DIRECTIONS FOR THIS TASK:
Return a copy of every line in the records that includes the word "Output".

ITEMS:
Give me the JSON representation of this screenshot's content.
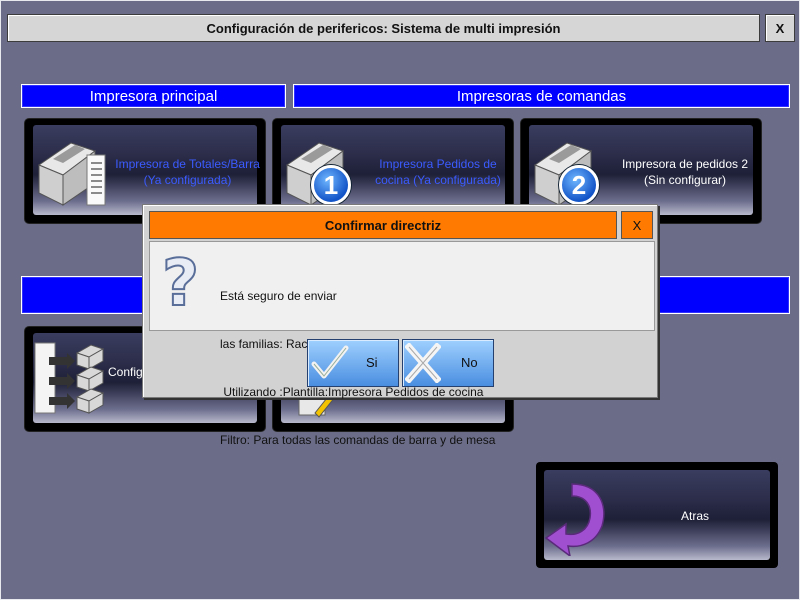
{
  "window": {
    "title": "Configuración de perifericos: Sistema de multi impresión",
    "close_label": "X"
  },
  "sections": {
    "principal": "Impresora principal",
    "comandas": "Impresoras de comandas"
  },
  "tiles": [
    {
      "line1": "Impresora de Totales/Barra",
      "line2": "(Ya configurada)",
      "color": "#3b5bff"
    },
    {
      "line1": "Impresora Pedidos de",
      "line2": "cocina (Ya configurada)",
      "badge": "1",
      "color": "#3b5bff"
    },
    {
      "line1": "Impresora de pedidos 2",
      "line2": "(Sin configurar)",
      "badge": "2",
      "color": "#ffffff"
    },
    {
      "line1": "Config",
      "color": "#ffffff"
    }
  ],
  "dialog": {
    "title": "Confirmar directriz",
    "close_label": "X",
    "message": [
      "Está seguro de enviar",
      "las familias: Raciones",
      " Utilizando :Plantilla:Impresora Pedidos de cocina",
      "Filtro: Para todas las comandas de barra y de mesa"
    ],
    "yes_label": "Si",
    "no_label": "No"
  },
  "back_button": {
    "label": "Atras"
  },
  "colors": {
    "background": "#6b6d88",
    "section_blue": "#0000ff",
    "dialog_title": "#ff7a00",
    "button_blue": "#4a8ee0"
  }
}
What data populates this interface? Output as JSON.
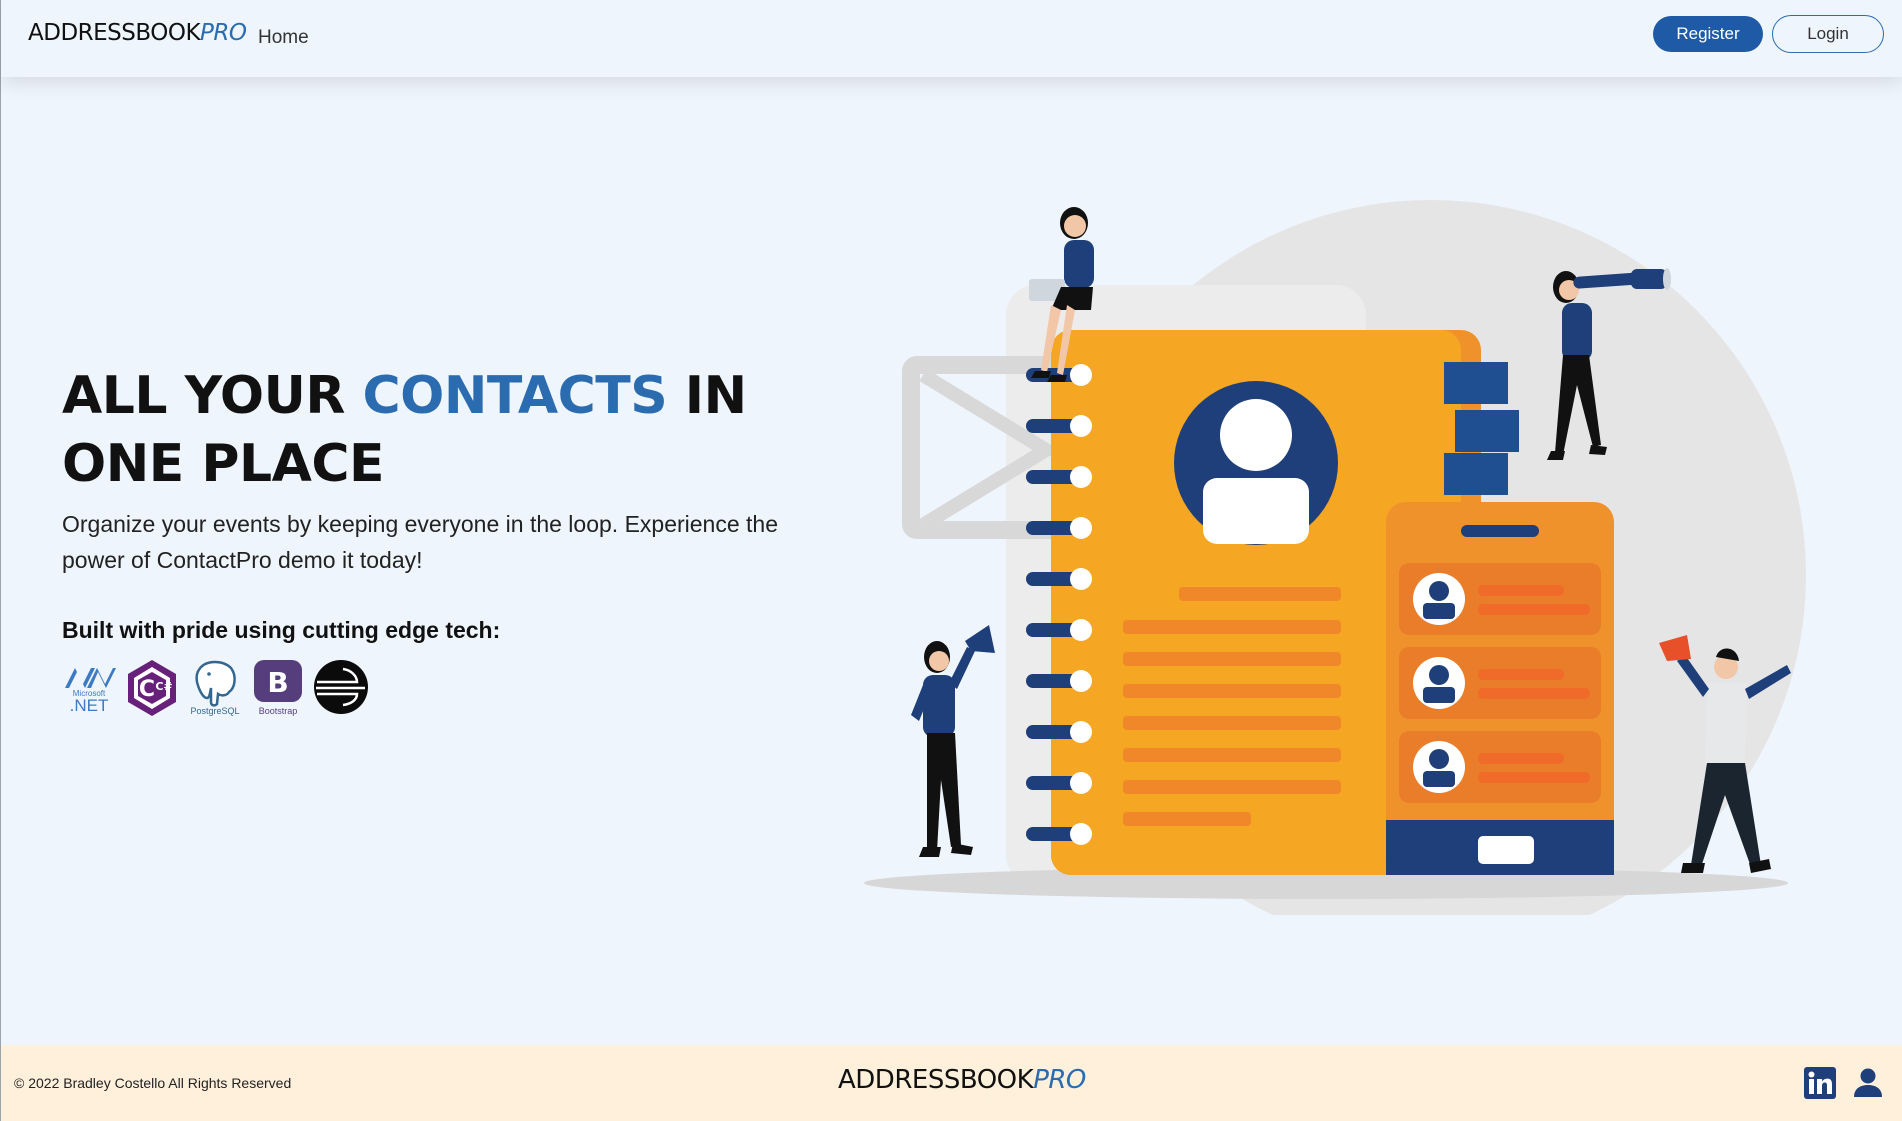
{
  "navbar": {
    "brand_main": "ADDRESSBOOK",
    "brand_accent": "PRO",
    "home_label": "Home",
    "register_label": "Register",
    "login_label": "Login"
  },
  "hero": {
    "title_pre": "ALL YOUR ",
    "title_accent": "CONTACTS",
    "title_post": " IN ONE PLACE",
    "subtitle": "Organize your events by keeping everyone in the loop. Experience the power of ContactPro demo it today!",
    "built_with": "Built with pride using cutting edge tech:"
  },
  "tech_logos": [
    {
      "icon": "dotnet-icon",
      "text_small": "Microsoft",
      "text": ".NET",
      "color": "#3c7ac4"
    },
    {
      "icon": "csharp-icon",
      "text": "C#",
      "color": "#68217a"
    },
    {
      "icon": "postgresql-icon",
      "text": "PostgreSQL",
      "color": "#336791"
    },
    {
      "icon": "bootstrap-icon",
      "text_letter": "B",
      "text": "Bootstrap",
      "color": "#563d7c"
    },
    {
      "icon": "railway-icon",
      "color": "#000000"
    }
  ],
  "illustration": {
    "icon": "address-book-illustration"
  },
  "footer": {
    "copyright": "© 2022 Bradley Costello All Rights Reserved",
    "brand_main": "ADDRESSBOOK",
    "brand_accent": "PRO",
    "linkedin_icon": "linkedin-icon",
    "user_icon": "user-icon"
  },
  "colors": {
    "accent": "#2b6cb0",
    "register_bg": "#1f5aa6",
    "page_bg": "#eef5fc",
    "footer_bg": "#fff0dc",
    "orange": "#f5a623",
    "navy": "#1f3f7a"
  }
}
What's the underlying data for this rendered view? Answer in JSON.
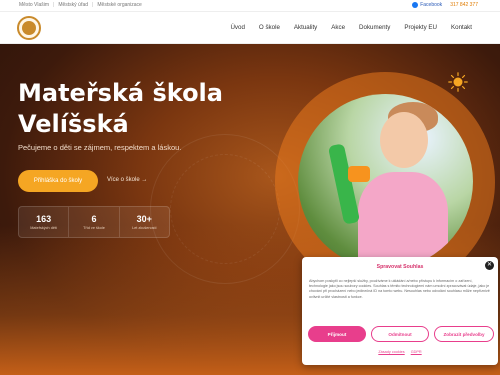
{
  "topbar": {
    "links": [
      "Město Vlašim",
      "Městský úřad",
      "Městské organizace"
    ],
    "facebook": "Facebook",
    "phone": "317 842 377"
  },
  "nav": {
    "items": [
      "Úvod",
      "O škole",
      "Aktuality",
      "Akce",
      "Dokumenty",
      "Projekty EU",
      "Kontakt"
    ]
  },
  "hero": {
    "title_line1": "Mateřská škola",
    "title_line2": "Velíšská",
    "subtitle": "Pečujeme o děti se zájmem, respektem a láskou.",
    "cta_primary": "Přihláška do školy",
    "cta_link": "Více o škole →",
    "stats": [
      {
        "value": "163",
        "label": "Mateřských dětí"
      },
      {
        "value": "6",
        "label": "Tříd ve škole"
      },
      {
        "value": "30+",
        "label": "Let zkušeností"
      }
    ]
  },
  "cookie": {
    "title": "Spravovat Souhlas",
    "close": "✕",
    "text": "Abychom poskytli co nejlepší služby, používáme k ukládání a/nebo přístupu k informacím o zařízení, technologie jako jsou soubory cookies. Souhlas s těmito technologiemi nám umožní zpracovávat údaje, jako je chování při procházení nebo jedinečná ID na tomto webu. Nesouhlas nebo odvolání souhlasu může nepříznivě ovlivnit určité vlastnosti a funkce.",
    "accept": "Přijmout",
    "reject": "Odmítnout",
    "prefs": "Zobrazit předvolby",
    "links": [
      "Zásady cookies",
      "GDPR"
    ]
  },
  "colors": {
    "accent": "#f5a623",
    "cookie_accent": "#e83e8c",
    "hero_dark": "#2b130a"
  }
}
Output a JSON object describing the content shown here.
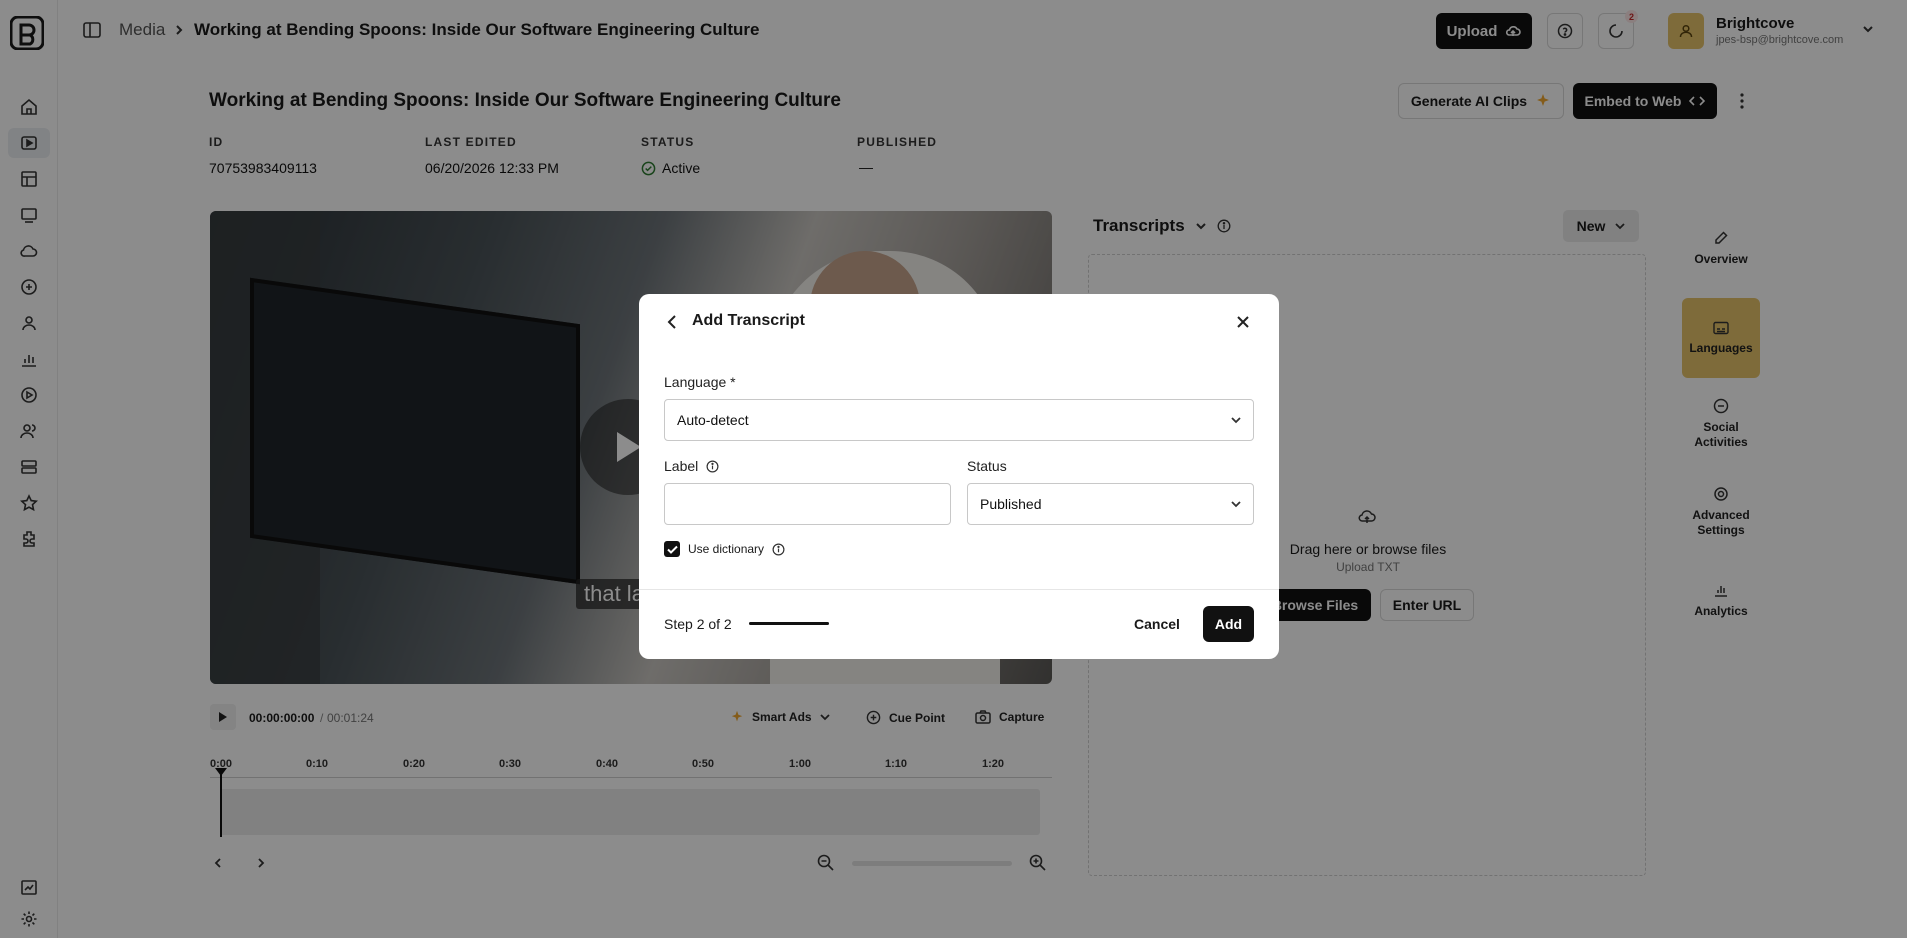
{
  "header": {
    "breadcrumb_root": "Media",
    "breadcrumb_current": "Working at Bending Spoons: Inside Our Software Engineering Culture",
    "upload_label": "Upload",
    "notification_count": "2",
    "account_name": "Brightcove",
    "account_email": "jpes-bsp@brightcove.com"
  },
  "page": {
    "title": "Working at Bending Spoons: Inside Our Software Engineering Culture",
    "generate_ai_label": "Generate AI Clips",
    "embed_label": "Embed to Web",
    "meta": [
      {
        "label": "ID",
        "value": "70753983409113"
      },
      {
        "label": "LAST EDITED",
        "value": "06/20/2026 12:33 PM"
      },
      {
        "label": "STATUS",
        "value": "Active"
      },
      {
        "label": "PUBLISHED",
        "value": "—"
      }
    ]
  },
  "video": {
    "caption": "that la",
    "current_time": "00:00:00:00",
    "duration": "00:01:24",
    "smart_ads_label": "Smart Ads",
    "cue_point_label": "Cue Point",
    "capture_label": "Capture",
    "timeline_ticks": [
      "0:00",
      "0:10",
      "0:20",
      "0:30",
      "0:40",
      "0:50",
      "1:00",
      "1:10",
      "1:20"
    ]
  },
  "transcripts": {
    "title": "Transcripts",
    "new_label": "New",
    "drop_text": "Drag here or browse files",
    "drop_sub": "Upload TXT",
    "browse_label": "Browse Files",
    "url_label": "Enter URL"
  },
  "side_tabs": [
    {
      "label": "Overview",
      "icon": "pencil-icon"
    },
    {
      "label": "Languages",
      "icon": "captions-icon",
      "active": true
    },
    {
      "label": "Social Activities",
      "icon": "social-icon"
    },
    {
      "label": "Advanced Settings",
      "icon": "gear-icon"
    },
    {
      "label": "Analytics",
      "icon": "chart-icon"
    }
  ],
  "modal": {
    "title": "Add Transcript",
    "language_label": "Language *",
    "language_value": "Auto-detect",
    "label_label": "Label",
    "label_value": "",
    "status_label": "Status",
    "status_value": "Published",
    "dictionary_label": "Use dictionary",
    "dictionary_checked": true,
    "step_text": "Step 2 of 2",
    "step_progress": 1.0,
    "cancel_label": "Cancel",
    "add_label": "Add"
  },
  "colors": {
    "accent_gold": "#e6c36a",
    "dark_button": "#111111",
    "active_green": "#2e7d32"
  }
}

RESULT OF THIS TASK:
What data populates this interface? Output as JSON.
Output a JSON object describing the content shown here.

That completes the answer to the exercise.